╭─ Data for this task

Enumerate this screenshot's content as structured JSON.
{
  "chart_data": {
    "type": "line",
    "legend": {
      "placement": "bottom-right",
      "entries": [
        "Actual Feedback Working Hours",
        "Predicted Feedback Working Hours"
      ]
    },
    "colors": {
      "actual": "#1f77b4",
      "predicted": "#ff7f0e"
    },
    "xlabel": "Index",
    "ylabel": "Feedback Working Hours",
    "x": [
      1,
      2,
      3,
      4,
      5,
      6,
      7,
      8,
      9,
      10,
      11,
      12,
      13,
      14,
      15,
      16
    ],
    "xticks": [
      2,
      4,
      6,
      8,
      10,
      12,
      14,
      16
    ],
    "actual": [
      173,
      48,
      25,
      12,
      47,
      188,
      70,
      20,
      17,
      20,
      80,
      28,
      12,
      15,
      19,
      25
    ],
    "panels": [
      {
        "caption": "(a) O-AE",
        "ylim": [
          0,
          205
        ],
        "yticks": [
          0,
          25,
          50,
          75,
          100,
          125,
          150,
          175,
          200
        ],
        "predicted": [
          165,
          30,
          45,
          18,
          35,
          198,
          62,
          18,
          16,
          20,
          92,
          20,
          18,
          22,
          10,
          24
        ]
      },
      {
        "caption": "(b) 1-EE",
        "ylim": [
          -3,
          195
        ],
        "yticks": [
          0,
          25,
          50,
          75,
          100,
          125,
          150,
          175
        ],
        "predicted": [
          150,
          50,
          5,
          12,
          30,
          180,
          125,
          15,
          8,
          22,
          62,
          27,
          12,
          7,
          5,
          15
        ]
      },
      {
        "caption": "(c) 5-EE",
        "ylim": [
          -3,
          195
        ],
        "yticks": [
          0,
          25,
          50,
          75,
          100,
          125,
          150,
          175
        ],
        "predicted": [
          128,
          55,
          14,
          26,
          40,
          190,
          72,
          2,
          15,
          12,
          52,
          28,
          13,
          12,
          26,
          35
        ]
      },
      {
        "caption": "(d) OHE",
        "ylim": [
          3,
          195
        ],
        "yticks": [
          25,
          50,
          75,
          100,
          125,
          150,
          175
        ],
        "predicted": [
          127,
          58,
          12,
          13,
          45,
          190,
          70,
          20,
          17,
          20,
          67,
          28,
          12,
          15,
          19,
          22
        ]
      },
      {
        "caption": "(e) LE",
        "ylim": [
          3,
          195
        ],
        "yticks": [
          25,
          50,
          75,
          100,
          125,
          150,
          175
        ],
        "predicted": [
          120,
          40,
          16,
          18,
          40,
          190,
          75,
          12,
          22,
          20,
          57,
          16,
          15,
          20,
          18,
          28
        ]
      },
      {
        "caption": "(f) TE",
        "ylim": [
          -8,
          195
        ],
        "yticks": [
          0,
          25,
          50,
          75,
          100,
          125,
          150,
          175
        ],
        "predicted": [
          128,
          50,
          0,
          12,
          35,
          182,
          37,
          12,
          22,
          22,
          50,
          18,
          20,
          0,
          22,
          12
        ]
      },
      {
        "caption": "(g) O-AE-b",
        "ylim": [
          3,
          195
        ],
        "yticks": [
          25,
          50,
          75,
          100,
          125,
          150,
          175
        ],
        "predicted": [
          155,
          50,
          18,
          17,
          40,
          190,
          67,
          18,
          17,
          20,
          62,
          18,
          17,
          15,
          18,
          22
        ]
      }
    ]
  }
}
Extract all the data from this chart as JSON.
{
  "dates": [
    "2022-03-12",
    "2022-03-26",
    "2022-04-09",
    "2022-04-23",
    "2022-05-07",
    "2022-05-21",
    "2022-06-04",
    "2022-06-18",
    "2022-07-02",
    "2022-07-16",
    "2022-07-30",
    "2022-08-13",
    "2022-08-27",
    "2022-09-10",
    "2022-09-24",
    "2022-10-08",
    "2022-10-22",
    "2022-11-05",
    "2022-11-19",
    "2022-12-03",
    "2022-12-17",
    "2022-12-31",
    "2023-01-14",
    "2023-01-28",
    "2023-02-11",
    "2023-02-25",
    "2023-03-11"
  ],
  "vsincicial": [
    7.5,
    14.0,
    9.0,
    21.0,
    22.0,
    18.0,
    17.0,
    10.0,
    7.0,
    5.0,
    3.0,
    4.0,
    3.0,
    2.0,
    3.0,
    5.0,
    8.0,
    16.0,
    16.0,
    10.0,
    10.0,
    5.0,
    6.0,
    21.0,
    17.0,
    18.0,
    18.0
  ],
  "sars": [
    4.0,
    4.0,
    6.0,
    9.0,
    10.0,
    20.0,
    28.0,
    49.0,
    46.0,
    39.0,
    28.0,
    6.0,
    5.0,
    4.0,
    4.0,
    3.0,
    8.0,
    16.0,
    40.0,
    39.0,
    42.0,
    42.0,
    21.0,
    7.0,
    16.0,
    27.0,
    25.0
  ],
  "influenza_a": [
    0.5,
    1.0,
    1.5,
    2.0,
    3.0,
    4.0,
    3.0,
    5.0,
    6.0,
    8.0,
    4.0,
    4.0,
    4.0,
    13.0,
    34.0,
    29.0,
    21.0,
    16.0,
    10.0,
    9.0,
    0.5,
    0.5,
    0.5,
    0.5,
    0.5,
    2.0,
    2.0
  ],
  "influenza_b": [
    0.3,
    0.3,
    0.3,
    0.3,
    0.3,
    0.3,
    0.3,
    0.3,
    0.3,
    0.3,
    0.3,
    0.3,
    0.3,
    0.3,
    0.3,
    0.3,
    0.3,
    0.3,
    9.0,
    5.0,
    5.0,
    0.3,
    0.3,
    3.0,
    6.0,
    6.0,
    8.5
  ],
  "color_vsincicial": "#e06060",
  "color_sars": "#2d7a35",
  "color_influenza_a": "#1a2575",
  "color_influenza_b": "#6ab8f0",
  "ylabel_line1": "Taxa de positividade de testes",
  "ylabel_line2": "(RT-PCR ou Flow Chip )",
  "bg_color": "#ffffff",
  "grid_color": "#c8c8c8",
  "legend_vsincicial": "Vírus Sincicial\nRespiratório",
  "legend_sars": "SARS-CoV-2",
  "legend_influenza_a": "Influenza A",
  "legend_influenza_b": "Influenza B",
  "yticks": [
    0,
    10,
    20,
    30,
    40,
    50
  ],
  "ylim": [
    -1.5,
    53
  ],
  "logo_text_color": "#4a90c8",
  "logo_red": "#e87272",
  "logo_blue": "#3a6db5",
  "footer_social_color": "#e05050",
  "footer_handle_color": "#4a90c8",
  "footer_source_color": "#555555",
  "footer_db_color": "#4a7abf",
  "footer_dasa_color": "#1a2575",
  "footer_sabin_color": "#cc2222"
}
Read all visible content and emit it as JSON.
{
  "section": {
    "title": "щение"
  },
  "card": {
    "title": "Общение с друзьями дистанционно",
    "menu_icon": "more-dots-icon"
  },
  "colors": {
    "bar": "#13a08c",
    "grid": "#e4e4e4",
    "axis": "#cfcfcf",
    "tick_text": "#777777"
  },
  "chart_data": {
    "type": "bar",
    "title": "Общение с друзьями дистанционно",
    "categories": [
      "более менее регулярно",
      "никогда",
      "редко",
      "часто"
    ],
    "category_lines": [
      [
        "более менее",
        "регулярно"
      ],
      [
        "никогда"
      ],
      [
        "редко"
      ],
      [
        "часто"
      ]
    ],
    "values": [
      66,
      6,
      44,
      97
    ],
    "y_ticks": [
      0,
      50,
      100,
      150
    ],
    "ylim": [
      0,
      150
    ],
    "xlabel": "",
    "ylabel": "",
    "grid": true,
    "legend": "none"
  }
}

╰─

→ Required work:
Copy out the full listing exactly.

→ Expected answer:
Enumerate this screenshot's content as structured JSON.
{
  "chart_data": {
    "type": "line",
    "legend": {
      "placement": "bottom-right",
      "entries": [
        "Actual Feedback Working Hours",
        "Predicted Feedback Working Hours"
      ]
    },
    "colors": {
      "actual": "#1f77b4",
      "predicted": "#ff7f0e"
    },
    "xlabel": "Index",
    "ylabel": "Feedback Working Hours",
    "x": [
      1,
      2,
      3,
      4,
      5,
      6,
      7,
      8,
      9,
      10,
      11,
      12,
      13,
      14,
      15,
      16
    ],
    "xticks": [
      2,
      4,
      6,
      8,
      10,
      12,
      14,
      16
    ],
    "actual": [
      173,
      48,
      25,
      12,
      47,
      188,
      70,
      20,
      17,
      20,
      80,
      28,
      12,
      15,
      19,
      25
    ],
    "panels": [
      {
        "caption": "(a) O-AE",
        "ylim": [
          0,
          205
        ],
        "yticks": [
          0,
          25,
          50,
          75,
          100,
          125,
          150,
          175,
          200
        ],
        "predicted": [
          165,
          30,
          45,
          18,
          35,
          198,
          62,
          18,
          16,
          20,
          92,
          20,
          18,
          22,
          10,
          24
        ]
      },
      {
        "caption": "(b) 1-EE",
        "ylim": [
          -3,
          195
        ],
        "yticks": [
          0,
          25,
          50,
          75,
          100,
          125,
          150,
          175
        ],
        "predicted": [
          150,
          50,
          5,
          12,
          30,
          180,
          125,
          15,
          8,
          22,
          62,
          27,
          12,
          7,
          5,
          15
        ]
      },
      {
        "caption": "(c) 5-EE",
        "ylim": [
          -3,
          195
        ],
        "yticks": [
          0,
          25,
          50,
          75,
          100,
          125,
          150,
          175
        ],
        "predicted": [
          128,
          55,
          14,
          26,
          40,
          190,
          72,
          2,
          15,
          12,
          52,
          28,
          13,
          12,
          26,
          35
        ]
      },
      {
        "caption": "(d) OHE",
        "ylim": [
          3,
          195
        ],
        "yticks": [
          25,
          50,
          75,
          100,
          125,
          150,
          175
        ],
        "predicted": [
          127,
          58,
          12,
          13,
          45,
          190,
          70,
          20,
          17,
          20,
          67,
          28,
          12,
          15,
          19,
          22
        ]
      },
      {
        "caption": "(e) LE",
        "ylim": [
          3,
          195
        ],
        "yticks": [
          25,
          50,
          75,
          100,
          125,
          150,
          175
        ],
        "predicted": [
          120,
          40,
          16,
          18,
          40,
          190,
          75,
          12,
          22,
          20,
          57,
          16,
          15,
          20,
          18,
          28
        ]
      },
      {
        "caption": "(f) TE",
        "ylim": [
          -8,
          195
        ],
        "yticks": [
          0,
          25,
          50,
          75,
          100,
          125,
          150,
          175
        ],
        "predicted": [
          128,
          50,
          0,
          12,
          35,
          182,
          37,
          12,
          22,
          22,
          50,
          18,
          20,
          0,
          22,
          12
        ]
      },
      {
        "caption": "(g) O-AE-b",
        "ylim": [
          3,
          195
        ],
        "yticks": [
          25,
          50,
          75,
          100,
          125,
          150,
          175
        ],
        "predicted": [
          155,
          50,
          18,
          17,
          40,
          190,
          67,
          18,
          17,
          20,
          62,
          18,
          17,
          15,
          18,
          22
        ]
      }
    ]
  }
}
Extract all the data from this chart as JSON.
{
  "dates": [
    "2022-03-12",
    "2022-03-26",
    "2022-04-09",
    "2022-04-23",
    "2022-05-07",
    "2022-05-21",
    "2022-06-04",
    "2022-06-18",
    "2022-07-02",
    "2022-07-16",
    "2022-07-30",
    "2022-08-13",
    "2022-08-27",
    "2022-09-10",
    "2022-09-24",
    "2022-10-08",
    "2022-10-22",
    "2022-11-05",
    "2022-11-19",
    "2022-12-03",
    "2022-12-17",
    "2022-12-31",
    "2023-01-14",
    "2023-01-28",
    "2023-02-11",
    "2023-02-25",
    "2023-03-11"
  ],
  "vsincicial": [
    7.5,
    14.0,
    9.0,
    21.0,
    22.0,
    18.0,
    17.0,
    10.0,
    7.0,
    5.0,
    3.0,
    4.0,
    3.0,
    2.0,
    3.0,
    5.0,
    8.0,
    16.0,
    16.0,
    10.0,
    10.0,
    5.0,
    6.0,
    21.0,
    17.0,
    18.0,
    18.0
  ],
  "sars": [
    4.0,
    4.0,
    6.0,
    9.0,
    10.0,
    20.0,
    28.0,
    49.0,
    46.0,
    39.0,
    28.0,
    6.0,
    5.0,
    4.0,
    4.0,
    3.0,
    8.0,
    16.0,
    40.0,
    39.0,
    42.0,
    42.0,
    21.0,
    7.0,
    16.0,
    27.0,
    25.0
  ],
  "influenza_a": [
    0.5,
    1.0,
    1.5,
    2.0,
    3.0,
    4.0,
    3.0,
    5.0,
    6.0,
    8.0,
    4.0,
    4.0,
    4.0,
    13.0,
    34.0,
    29.0,
    21.0,
    16.0,
    10.0,
    9.0,
    0.5,
    0.5,
    0.5,
    0.5,
    0.5,
    2.0,
    2.0
  ],
  "influenza_b": [
    0.3,
    0.3,
    0.3,
    0.3,
    0.3,
    0.3,
    0.3,
    0.3,
    0.3,
    0.3,
    0.3,
    0.3,
    0.3,
    0.3,
    0.3,
    0.3,
    0.3,
    0.3,
    9.0,
    5.0,
    5.0,
    0.3,
    0.3,
    3.0,
    6.0,
    6.0,
    8.5
  ],
  "color_vsincicial": "#e06060",
  "color_sars": "#2d7a35",
  "color_influenza_a": "#1a2575",
  "color_influenza_b": "#6ab8f0",
  "ylabel_line1": "Taxa de positividade de testes",
  "ylabel_line2": "(RT-PCR ou Flow Chip )",
  "bg_color": "#ffffff",
  "grid_color": "#c8c8c8",
  "legend_vsincicial": "Vírus Sincicial\nRespiratório",
  "legend_sars": "SARS-CoV-2",
  "legend_influenza_a": "Influenza A",
  "legend_influenza_b": "Influenza B",
  "yticks": [
    0,
    10,
    20,
    30,
    40,
    50
  ],
  "ylim": [
    -1.5,
    53
  ],
  "logo_text_color": "#4a90c8",
  "logo_red": "#e87272",
  "logo_blue": "#3a6db5",
  "footer_social_color": "#e05050",
  "footer_handle_color": "#4a90c8",
  "footer_source_color": "#555555",
  "footer_db_color": "#4a7abf",
  "footer_dasa_color": "#1a2575",
  "footer_sabin_color": "#cc2222"
}
Read all visible content and emit it as JSON.
{
  "section": {
    "title": "щение"
  },
  "card": {
    "title": "Общение с друзьями дистанционно",
    "menu_icon": "more-dots-icon"
  },
  "colors": {
    "bar": "#13a08c",
    "grid": "#e4e4e4",
    "axis": "#cfcfcf",
    "tick_text": "#777777"
  },
  "chart_data": {
    "type": "bar",
    "title": "Общение с друзьями дистанционно",
    "categories": [
      "более менее регулярно",
      "никогда",
      "редко",
      "часто"
    ],
    "category_lines": [
      [
        "более менее",
        "регулярно"
      ],
      [
        "никогда"
      ],
      [
        "редко"
      ],
      [
        "часто"
      ]
    ],
    "values": [
      66,
      6,
      44,
      97
    ],
    "y_ticks": [
      0,
      50,
      100,
      150
    ],
    "ylim": [
      0,
      150
    ],
    "xlabel": "",
    "ylabel": "",
    "grid": true,
    "legend": "none"
  }
}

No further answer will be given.